Objective
Please edit the lines from the first one up to and including the line with "y-right-tick-label: 0.6 <box>932", replacing "x-tick-label" with "x-axis-label" and keeping everything else unchanged. Return only those lines.

*-*-*

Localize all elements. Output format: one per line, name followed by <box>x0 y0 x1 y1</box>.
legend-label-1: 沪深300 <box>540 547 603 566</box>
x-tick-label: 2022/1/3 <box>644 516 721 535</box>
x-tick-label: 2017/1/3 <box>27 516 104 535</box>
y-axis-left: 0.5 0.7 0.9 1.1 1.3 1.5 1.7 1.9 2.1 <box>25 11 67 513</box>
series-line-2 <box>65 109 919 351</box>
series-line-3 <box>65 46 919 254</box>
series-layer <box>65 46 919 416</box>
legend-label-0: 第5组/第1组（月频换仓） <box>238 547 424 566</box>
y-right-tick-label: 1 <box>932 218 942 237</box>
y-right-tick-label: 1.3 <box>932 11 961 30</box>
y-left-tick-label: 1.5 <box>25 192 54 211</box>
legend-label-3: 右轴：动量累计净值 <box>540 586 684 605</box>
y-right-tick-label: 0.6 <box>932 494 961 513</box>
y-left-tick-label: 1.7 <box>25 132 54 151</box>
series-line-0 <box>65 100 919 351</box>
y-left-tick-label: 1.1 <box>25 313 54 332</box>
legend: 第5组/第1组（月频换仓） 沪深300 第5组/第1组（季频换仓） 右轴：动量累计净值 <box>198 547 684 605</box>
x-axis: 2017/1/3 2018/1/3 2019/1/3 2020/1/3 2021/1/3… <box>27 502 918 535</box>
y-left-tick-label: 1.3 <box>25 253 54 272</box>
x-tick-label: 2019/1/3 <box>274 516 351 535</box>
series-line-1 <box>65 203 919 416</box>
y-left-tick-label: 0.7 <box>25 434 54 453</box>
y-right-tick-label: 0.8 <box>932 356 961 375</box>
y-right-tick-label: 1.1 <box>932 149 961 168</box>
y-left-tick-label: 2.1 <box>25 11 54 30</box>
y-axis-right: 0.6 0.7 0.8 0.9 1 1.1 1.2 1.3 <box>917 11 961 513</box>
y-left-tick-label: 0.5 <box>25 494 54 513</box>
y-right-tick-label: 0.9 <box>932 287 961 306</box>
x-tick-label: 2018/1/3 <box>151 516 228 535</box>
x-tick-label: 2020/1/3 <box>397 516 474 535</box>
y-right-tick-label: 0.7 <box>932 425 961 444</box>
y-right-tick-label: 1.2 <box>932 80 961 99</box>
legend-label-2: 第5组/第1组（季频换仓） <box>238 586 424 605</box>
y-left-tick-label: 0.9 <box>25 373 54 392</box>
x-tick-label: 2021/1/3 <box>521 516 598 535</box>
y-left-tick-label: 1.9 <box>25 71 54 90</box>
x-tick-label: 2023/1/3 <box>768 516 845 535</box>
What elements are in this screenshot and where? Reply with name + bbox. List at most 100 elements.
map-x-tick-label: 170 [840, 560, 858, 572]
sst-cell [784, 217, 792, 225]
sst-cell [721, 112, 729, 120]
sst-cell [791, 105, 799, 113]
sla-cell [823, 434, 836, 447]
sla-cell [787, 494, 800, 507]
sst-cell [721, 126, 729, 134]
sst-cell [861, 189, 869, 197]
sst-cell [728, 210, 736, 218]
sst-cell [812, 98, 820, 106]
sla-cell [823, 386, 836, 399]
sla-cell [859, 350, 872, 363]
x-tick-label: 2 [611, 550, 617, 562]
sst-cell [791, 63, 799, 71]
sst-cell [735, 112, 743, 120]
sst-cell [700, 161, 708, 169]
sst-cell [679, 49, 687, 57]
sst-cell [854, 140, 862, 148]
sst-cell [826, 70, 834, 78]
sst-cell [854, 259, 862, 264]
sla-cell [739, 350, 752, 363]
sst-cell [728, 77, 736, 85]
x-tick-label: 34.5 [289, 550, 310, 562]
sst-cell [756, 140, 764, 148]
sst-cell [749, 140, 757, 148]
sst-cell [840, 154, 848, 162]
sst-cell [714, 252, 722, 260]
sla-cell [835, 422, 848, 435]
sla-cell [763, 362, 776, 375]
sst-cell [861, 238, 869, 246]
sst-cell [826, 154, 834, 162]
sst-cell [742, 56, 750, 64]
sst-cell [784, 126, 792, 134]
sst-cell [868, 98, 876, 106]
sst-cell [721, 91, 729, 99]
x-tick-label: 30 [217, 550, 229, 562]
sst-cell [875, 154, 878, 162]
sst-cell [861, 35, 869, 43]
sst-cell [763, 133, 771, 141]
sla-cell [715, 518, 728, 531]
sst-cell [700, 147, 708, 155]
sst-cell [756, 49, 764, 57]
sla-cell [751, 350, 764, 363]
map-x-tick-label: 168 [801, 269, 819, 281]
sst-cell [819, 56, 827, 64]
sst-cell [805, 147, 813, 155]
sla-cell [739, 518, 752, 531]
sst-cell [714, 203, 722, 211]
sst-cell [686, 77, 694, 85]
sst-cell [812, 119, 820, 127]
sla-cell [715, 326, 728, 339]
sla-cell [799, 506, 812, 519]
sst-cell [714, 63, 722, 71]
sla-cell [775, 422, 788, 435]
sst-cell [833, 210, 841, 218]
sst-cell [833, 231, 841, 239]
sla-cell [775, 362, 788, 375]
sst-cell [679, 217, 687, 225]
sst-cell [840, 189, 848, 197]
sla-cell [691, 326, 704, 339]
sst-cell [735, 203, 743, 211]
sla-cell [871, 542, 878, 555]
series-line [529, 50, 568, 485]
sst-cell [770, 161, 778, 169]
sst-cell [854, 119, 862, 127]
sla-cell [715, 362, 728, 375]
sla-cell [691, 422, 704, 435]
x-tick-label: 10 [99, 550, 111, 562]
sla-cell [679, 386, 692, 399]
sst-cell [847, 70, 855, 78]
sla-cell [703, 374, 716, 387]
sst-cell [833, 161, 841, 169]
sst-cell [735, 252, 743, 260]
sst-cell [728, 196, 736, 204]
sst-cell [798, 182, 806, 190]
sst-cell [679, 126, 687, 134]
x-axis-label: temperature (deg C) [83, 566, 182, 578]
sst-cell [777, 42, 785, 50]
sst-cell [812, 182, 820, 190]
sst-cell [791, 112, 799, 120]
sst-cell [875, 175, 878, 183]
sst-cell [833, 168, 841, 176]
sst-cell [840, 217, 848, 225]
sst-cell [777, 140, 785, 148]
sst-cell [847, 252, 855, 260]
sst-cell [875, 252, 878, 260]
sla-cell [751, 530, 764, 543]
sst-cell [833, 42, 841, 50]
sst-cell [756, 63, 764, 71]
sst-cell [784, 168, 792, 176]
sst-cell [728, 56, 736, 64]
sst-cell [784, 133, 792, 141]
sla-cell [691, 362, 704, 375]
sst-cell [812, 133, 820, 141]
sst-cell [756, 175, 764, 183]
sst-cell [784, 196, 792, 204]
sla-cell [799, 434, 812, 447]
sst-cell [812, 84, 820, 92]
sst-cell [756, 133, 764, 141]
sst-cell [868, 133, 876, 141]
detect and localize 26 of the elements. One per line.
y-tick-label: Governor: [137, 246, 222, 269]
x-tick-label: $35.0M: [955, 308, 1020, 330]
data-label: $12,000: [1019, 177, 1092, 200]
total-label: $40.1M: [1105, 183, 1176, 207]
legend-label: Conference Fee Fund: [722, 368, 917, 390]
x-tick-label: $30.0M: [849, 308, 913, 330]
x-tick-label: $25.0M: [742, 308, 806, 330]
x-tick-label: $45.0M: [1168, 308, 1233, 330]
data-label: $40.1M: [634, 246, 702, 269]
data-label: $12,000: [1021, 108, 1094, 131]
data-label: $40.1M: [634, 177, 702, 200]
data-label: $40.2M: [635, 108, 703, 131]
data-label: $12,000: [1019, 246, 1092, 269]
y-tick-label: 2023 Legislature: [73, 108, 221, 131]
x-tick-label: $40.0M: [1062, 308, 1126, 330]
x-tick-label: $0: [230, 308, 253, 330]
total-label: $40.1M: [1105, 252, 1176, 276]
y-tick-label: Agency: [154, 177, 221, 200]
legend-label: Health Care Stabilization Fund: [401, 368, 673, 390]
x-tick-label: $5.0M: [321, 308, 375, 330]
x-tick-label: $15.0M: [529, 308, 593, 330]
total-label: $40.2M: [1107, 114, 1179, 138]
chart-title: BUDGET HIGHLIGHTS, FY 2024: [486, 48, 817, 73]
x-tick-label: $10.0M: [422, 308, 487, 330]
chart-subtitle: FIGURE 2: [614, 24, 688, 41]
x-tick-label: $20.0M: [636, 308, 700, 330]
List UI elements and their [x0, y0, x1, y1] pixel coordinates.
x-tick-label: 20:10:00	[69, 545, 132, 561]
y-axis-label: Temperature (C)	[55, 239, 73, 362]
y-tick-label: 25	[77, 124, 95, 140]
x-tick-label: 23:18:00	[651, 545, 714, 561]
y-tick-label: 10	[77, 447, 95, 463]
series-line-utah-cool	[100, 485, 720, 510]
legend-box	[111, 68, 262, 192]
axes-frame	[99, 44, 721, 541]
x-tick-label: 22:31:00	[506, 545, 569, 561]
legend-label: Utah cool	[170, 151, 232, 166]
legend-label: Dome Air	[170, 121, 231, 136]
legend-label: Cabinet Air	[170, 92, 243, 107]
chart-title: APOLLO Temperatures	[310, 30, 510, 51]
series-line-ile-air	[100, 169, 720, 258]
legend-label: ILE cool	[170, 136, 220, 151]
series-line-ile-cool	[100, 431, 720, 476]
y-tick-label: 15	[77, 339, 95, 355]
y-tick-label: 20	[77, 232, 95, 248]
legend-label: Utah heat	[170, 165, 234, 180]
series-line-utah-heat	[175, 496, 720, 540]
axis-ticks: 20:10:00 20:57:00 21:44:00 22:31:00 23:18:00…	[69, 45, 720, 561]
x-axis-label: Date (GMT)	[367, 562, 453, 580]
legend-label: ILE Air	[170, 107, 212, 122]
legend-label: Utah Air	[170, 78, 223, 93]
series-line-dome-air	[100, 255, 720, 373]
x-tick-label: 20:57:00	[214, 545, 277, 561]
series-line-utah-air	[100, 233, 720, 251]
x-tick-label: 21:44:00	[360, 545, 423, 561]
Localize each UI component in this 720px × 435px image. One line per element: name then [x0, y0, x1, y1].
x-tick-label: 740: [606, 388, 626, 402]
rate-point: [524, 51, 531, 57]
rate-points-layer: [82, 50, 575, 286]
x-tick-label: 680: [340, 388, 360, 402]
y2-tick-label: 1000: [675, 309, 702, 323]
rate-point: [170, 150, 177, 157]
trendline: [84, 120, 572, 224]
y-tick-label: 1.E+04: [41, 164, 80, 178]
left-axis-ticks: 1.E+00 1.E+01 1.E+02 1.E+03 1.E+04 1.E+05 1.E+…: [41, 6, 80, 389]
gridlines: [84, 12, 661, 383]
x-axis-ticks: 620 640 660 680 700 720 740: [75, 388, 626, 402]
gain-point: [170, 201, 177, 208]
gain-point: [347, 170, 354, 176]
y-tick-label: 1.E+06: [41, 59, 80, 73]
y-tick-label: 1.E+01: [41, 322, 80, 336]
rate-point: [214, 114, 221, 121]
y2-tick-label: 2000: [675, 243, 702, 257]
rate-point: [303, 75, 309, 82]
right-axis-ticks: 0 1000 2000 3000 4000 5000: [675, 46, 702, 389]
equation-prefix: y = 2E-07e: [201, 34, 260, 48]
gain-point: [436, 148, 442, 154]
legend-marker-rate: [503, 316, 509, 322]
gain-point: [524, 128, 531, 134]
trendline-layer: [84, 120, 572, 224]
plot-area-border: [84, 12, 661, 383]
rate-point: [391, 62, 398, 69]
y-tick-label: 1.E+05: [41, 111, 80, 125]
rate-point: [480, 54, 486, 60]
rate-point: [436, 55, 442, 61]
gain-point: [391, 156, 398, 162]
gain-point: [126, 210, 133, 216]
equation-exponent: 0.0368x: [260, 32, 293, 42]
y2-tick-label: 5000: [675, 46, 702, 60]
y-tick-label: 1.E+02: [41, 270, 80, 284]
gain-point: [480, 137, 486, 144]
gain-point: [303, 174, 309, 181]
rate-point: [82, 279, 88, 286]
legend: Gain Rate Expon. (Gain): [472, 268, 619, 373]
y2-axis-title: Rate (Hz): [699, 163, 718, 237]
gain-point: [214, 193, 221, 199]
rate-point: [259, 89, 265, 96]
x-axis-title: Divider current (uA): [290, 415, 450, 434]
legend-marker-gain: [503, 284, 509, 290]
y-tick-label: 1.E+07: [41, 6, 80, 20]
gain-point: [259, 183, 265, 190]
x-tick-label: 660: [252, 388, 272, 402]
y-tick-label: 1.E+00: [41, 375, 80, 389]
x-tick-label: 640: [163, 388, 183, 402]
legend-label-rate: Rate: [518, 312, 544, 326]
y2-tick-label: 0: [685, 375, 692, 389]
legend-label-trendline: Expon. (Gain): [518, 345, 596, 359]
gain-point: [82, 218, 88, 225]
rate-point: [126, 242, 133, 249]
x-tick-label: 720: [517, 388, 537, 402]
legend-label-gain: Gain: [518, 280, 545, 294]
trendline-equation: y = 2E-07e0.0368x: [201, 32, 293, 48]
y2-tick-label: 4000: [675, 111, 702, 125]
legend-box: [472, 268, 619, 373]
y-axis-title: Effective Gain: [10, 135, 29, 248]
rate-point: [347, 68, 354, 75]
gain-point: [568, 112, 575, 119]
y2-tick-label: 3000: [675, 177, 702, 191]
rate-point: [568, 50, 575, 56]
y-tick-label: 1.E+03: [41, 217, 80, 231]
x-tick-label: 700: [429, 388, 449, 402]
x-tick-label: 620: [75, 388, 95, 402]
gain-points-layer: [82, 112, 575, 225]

*-*-*

Complete answer
Localize all elements. Output format: one per line, name followed by <box>x0 y0 x1 y1</box>.
legend-label-1: 沪深300 <box>540 547 603 566</box>
x-axis-label: 2022/1/3 <box>644 516 721 535</box>
x-axis-label: 2017/1/3 <box>27 516 104 535</box>
y-axis-left: 0.5 0.7 0.9 1.1 1.3 1.5 1.7 1.9 2.1 <box>25 11 67 513</box>
series-line-2 <box>65 109 919 351</box>
series-line-3 <box>65 46 919 254</box>
series-layer <box>65 46 919 416</box>
legend-label-0: 第5组/第1组（月频换仓） <box>238 547 424 566</box>
y-right-tick-label: 1 <box>932 218 942 237</box>
y-right-tick-label: 1.3 <box>932 11 961 30</box>
y-left-tick-label: 1.5 <box>25 192 54 211</box>
legend-label-3: 右轴：动量累计净值 <box>540 586 684 605</box>
y-right-tick-label: 0.6 <box>932 494 961 513</box>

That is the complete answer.